Exercise objective:
What follows is a set of records; restate each one word for word and drop the pictures.

[Stored data]
━━━━━━━━━━━━━━━━

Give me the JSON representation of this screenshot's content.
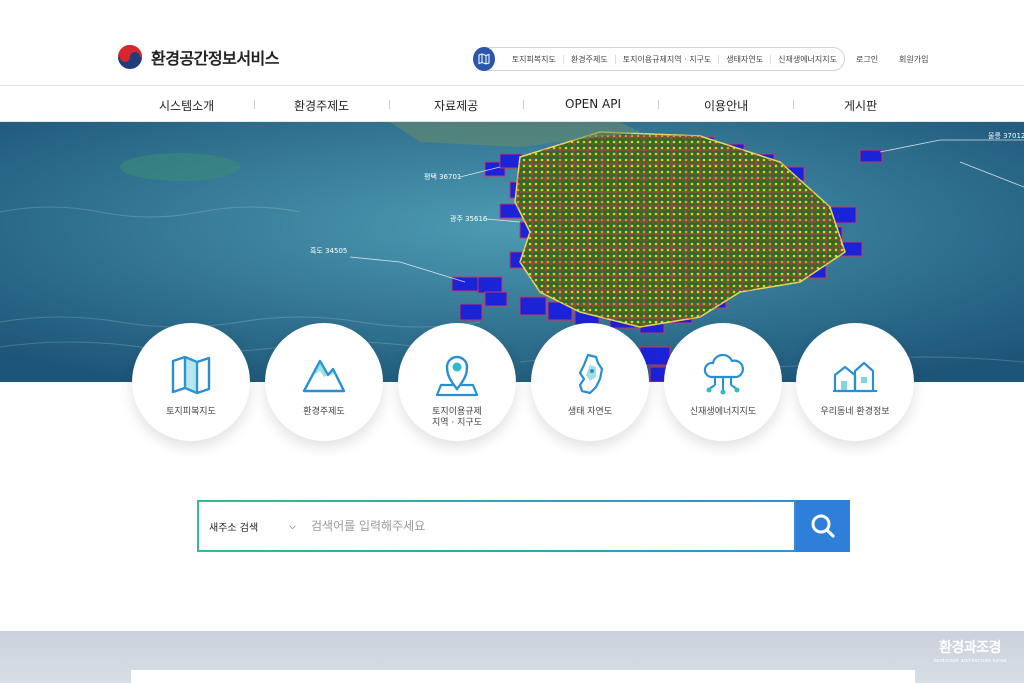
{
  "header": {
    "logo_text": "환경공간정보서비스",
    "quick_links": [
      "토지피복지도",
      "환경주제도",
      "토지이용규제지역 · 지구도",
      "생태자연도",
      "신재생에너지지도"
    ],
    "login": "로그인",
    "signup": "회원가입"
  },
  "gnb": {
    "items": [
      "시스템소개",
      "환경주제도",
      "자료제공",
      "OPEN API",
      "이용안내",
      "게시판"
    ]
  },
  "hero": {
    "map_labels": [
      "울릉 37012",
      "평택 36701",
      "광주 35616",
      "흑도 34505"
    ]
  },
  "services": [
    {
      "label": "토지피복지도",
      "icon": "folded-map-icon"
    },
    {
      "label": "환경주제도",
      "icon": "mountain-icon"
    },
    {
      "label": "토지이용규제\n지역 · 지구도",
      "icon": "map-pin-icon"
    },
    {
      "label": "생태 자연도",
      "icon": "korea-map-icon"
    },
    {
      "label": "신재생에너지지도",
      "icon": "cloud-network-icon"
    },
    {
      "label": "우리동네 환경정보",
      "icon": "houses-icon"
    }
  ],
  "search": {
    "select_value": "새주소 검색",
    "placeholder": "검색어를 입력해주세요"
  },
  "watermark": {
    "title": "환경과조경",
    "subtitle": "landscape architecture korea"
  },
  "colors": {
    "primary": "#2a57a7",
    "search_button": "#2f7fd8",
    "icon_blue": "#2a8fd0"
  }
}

━━━━━━━━━━━━━━━━

Output of the task:
Give me the JSON representation of this screenshot's content.
{
  "header": {
    "logo_text": "환경공간정보서비스",
    "quick_links": [
      "토지피복지도",
      "환경주제도",
      "토지이용규제지역 · 지구도",
      "생태자연도",
      "신재생에너지지도"
    ],
    "login": "로그인",
    "signup": "회원가입"
  },
  "gnb": {
    "items": [
      "시스템소개",
      "환경주제도",
      "자료제공",
      "OPEN API",
      "이용안내",
      "게시판"
    ]
  },
  "hero": {
    "map_labels": [
      "울릉 37012",
      "평택 36701",
      "광주 35616",
      "흑도 34505"
    ]
  },
  "services": [
    {
      "label": "토지피복지도",
      "icon": "folded-map-icon"
    },
    {
      "label": "환경주제도",
      "icon": "mountain-icon"
    },
    {
      "label": "토지이용규제\n지역 · 지구도",
      "icon": "map-pin-icon"
    },
    {
      "label": "생태 자연도",
      "icon": "korea-map-icon"
    },
    {
      "label": "신재생에너지지도",
      "icon": "cloud-network-icon"
    },
    {
      "label": "우리동네 환경정보",
      "icon": "houses-icon"
    }
  ],
  "search": {
    "select_value": "새주소 검색",
    "placeholder": "검색어를 입력해주세요"
  },
  "watermark": {
    "title": "환경과조경",
    "subtitle": "landscape architecture korea"
  },
  "colors": {
    "primary": "#2a57a7",
    "search_button": "#2f7fd8",
    "icon_blue": "#2a8fd0"
  }
}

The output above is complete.